Dataset entries:
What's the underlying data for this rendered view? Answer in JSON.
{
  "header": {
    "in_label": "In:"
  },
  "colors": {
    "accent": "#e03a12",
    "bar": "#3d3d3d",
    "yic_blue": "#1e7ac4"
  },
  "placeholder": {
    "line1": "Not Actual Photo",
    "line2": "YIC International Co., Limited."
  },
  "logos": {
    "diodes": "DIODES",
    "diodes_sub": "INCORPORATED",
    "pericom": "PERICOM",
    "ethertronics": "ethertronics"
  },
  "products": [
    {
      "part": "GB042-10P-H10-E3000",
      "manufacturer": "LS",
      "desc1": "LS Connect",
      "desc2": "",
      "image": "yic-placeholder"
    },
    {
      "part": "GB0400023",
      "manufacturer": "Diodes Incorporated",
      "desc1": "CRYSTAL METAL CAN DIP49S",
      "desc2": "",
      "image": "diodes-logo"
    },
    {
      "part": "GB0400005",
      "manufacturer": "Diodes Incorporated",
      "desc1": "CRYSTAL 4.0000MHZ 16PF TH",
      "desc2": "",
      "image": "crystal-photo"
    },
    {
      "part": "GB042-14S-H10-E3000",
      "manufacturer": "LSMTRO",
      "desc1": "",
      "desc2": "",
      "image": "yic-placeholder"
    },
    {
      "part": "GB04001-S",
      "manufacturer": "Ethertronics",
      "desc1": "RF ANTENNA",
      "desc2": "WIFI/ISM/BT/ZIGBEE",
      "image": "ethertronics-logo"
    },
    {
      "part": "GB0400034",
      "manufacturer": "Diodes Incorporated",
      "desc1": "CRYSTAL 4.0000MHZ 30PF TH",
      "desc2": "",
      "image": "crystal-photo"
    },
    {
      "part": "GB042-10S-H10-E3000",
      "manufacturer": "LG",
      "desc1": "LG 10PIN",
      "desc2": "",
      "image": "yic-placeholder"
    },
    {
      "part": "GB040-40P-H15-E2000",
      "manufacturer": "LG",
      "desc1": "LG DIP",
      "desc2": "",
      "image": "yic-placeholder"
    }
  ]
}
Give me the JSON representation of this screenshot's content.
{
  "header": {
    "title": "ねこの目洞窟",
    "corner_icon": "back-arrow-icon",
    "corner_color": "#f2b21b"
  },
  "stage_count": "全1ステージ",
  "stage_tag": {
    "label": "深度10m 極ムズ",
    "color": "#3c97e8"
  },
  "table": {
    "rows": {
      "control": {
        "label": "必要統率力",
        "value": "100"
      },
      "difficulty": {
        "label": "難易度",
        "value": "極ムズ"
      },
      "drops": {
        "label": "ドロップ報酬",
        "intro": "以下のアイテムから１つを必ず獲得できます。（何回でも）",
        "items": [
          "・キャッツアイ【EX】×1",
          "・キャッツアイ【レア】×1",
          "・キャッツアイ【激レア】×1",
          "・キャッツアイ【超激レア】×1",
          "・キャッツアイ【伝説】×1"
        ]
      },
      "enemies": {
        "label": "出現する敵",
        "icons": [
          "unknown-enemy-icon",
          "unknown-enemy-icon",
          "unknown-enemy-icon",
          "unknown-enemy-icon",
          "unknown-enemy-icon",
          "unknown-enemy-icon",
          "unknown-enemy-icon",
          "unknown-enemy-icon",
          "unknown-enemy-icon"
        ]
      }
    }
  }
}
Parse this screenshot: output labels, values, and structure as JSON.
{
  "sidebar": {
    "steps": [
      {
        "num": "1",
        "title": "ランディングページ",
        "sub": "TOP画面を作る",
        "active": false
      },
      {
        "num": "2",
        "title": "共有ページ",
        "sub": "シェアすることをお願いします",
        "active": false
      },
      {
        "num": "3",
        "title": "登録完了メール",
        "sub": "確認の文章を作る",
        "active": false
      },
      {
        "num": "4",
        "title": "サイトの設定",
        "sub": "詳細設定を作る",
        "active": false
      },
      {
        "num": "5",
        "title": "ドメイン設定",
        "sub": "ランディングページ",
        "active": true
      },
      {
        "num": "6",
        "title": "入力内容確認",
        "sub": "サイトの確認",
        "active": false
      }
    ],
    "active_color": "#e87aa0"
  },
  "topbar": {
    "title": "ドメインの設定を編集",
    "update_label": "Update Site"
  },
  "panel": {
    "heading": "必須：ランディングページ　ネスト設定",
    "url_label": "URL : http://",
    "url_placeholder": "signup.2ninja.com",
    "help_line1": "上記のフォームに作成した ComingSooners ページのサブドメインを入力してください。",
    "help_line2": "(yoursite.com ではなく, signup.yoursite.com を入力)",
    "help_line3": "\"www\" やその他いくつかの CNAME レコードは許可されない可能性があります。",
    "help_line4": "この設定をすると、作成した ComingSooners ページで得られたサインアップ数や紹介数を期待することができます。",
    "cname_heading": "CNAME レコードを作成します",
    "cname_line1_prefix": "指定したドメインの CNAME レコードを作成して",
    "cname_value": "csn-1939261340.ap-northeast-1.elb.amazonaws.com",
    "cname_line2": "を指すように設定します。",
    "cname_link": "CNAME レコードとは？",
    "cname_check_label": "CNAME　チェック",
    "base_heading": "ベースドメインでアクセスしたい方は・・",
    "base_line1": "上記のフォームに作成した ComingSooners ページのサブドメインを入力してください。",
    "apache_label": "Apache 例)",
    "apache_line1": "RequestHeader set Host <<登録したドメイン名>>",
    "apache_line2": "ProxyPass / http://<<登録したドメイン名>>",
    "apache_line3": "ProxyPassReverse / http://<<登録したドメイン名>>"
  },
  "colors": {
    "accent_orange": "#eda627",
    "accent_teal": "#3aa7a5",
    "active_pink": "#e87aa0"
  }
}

THE REQUEST:
Write down the full listing again, exactly.

FINAL RESULT:
What's the underlying data for this rendered view? Answer in JSON.
{
  "header": {
    "in_label": "In:"
  },
  "colors": {
    "accent": "#e03a12",
    "bar": "#3d3d3d",
    "yic_blue": "#1e7ac4"
  },
  "placeholder": {
    "line1": "Not Actual Photo",
    "line2": "YIC International Co., Limited."
  },
  "logos": {
    "diodes": "DIODES",
    "diodes_sub": "INCORPORATED",
    "pericom": "PERICOM",
    "ethertronics": "ethertronics"
  },
  "products": [
    {
      "part": "GB042-10P-H10-E3000",
      "manufacturer": "LS",
      "desc1": "LS Connect",
      "desc2": "",
      "image": "yic-placeholder"
    },
    {
      "part": "GB0400023",
      "manufacturer": "Diodes Incorporated",
      "desc1": "CRYSTAL METAL CAN DIP49S",
      "desc2": "",
      "image": "diodes-logo"
    },
    {
      "part": "GB0400005",
      "manufacturer": "Diodes Incorporated",
      "desc1": "CRYSTAL 4.0000MHZ 16PF TH",
      "desc2": "",
      "image": "crystal-photo"
    },
    {
      "part": "GB042-14S-H10-E3000",
      "manufacturer": "LSMTRO",
      "desc1": "",
      "desc2": "",
      "image": "yic-placeholder"
    },
    {
      "part": "GB04001-S",
      "manufacturer": "Ethertronics",
      "desc1": "RF ANTENNA",
      "desc2": "WIFI/ISM/BT/ZIGBEE",
      "image": "ethertronics-logo"
    },
    {
      "part": "GB0400034",
      "manufacturer": "Diodes Incorporated",
      "desc1": "CRYSTAL 4.0000MHZ 30PF TH",
      "desc2": "",
      "image": "crystal-photo"
    },
    {
      "part": "GB042-10S-H10-E3000",
      "manufacturer": "LG",
      "desc1": "LG 10PIN",
      "desc2": "",
      "image": "yic-placeholder"
    },
    {
      "part": "GB040-40P-H15-E2000",
      "manufacturer": "LG",
      "desc1": "LG DIP",
      "desc2": "",
      "image": "yic-placeholder"
    }
  ]
}
Give me the JSON representation of this screenshot's content.
{
  "header": {
    "title": "ねこの目洞窟",
    "corner_icon": "back-arrow-icon",
    "corner_color": "#f2b21b"
  },
  "stage_count": "全1ステージ",
  "stage_tag": {
    "label": "深度10m 極ムズ",
    "color": "#3c97e8"
  },
  "table": {
    "rows": {
      "control": {
        "label": "必要統率力",
        "value": "100"
      },
      "difficulty": {
        "label": "難易度",
        "value": "極ムズ"
      },
      "drops": {
        "label": "ドロップ報酬",
        "intro": "以下のアイテムから１つを必ず獲得できます。（何回でも）",
        "items": [
          "・キャッツアイ【EX】×1",
          "・キャッツアイ【レア】×1",
          "・キャッツアイ【激レア】×1",
          "・キャッツアイ【超激レア】×1",
          "・キャッツアイ【伝説】×1"
        ]
      },
      "enemies": {
        "label": "出現する敵",
        "icons": [
          "unknown-enemy-icon",
          "unknown-enemy-icon",
          "unknown-enemy-icon",
          "unknown-enemy-icon",
          "unknown-enemy-icon",
          "unknown-enemy-icon",
          "unknown-enemy-icon",
          "unknown-enemy-icon",
          "unknown-enemy-icon"
        ]
      }
    }
  }
}
Parse this screenshot: output labels, values, and structure as JSON.
{
  "sidebar": {
    "steps": [
      {
        "num": "1",
        "title": "ランディングページ",
        "sub": "TOP画面を作る",
        "active": false
      },
      {
        "num": "2",
        "title": "共有ページ",
        "sub": "シェアすることをお願いします",
        "active": false
      },
      {
        "num": "3",
        "title": "登録完了メール",
        "sub": "確認の文章を作る",
        "active": false
      },
      {
        "num": "4",
        "title": "サイトの設定",
        "sub": "詳細設定を作る",
        "active": false
      },
      {
        "num": "5",
        "title": "ドメイン設定",
        "sub": "ランディングページ",
        "active": true
      },
      {
        "num": "6",
        "title": "入力内容確認",
        "sub": "サイトの確認",
        "active": false
      }
    ],
    "active_color": "#e87aa0"
  },
  "topbar": {
    "title": "ドメインの設定を編集",
    "update_label": "Update Site"
  },
  "panel": {
    "heading": "必須：ランディングページ　ネスト設定",
    "url_label": "URL : http://",
    "url_placeholder": "signup.2ninja.com",
    "help_line1": "上記のフォームに作成した ComingSooners ページのサブドメインを入力してください。",
    "help_line2": "(yoursite.com ではなく, signup.yoursite.com を入力)",
    "help_line3": "\"www\" やその他いくつかの CNAME レコードは許可されない可能性があります。",
    "help_line4": "この設定をすると、作成した ComingSooners ページで得られたサインアップ数や紹介数を期待することができます。",
    "cname_heading": "CNAME レコードを作成します",
    "cname_line1_prefix": "指定したドメインの CNAME レコードを作成して",
    "cname_value": "csn-1939261340.ap-northeast-1.elb.amazonaws.com",
    "cname_line2": "を指すように設定します。",
    "cname_link": "CNAME レコードとは？",
    "cname_check_label": "CNAME　チェック",
    "base_heading": "ベースドメインでアクセスしたい方は・・",
    "base_line1": "上記のフォームに作成した ComingSooners ページのサブドメインを入力してください。",
    "apache_label": "Apache 例)",
    "apache_line1": "RequestHeader set Host <<登録したドメイン名>>",
    "apache_line2": "ProxyPass / http://<<登録したドメイン名>>",
    "apache_line3": "ProxyPassReverse / http://<<登録したドメイン名>>"
  },
  "colors": {
    "accent_orange": "#eda627",
    "accent_teal": "#3aa7a5",
    "active_pink": "#e87aa0"
  }
}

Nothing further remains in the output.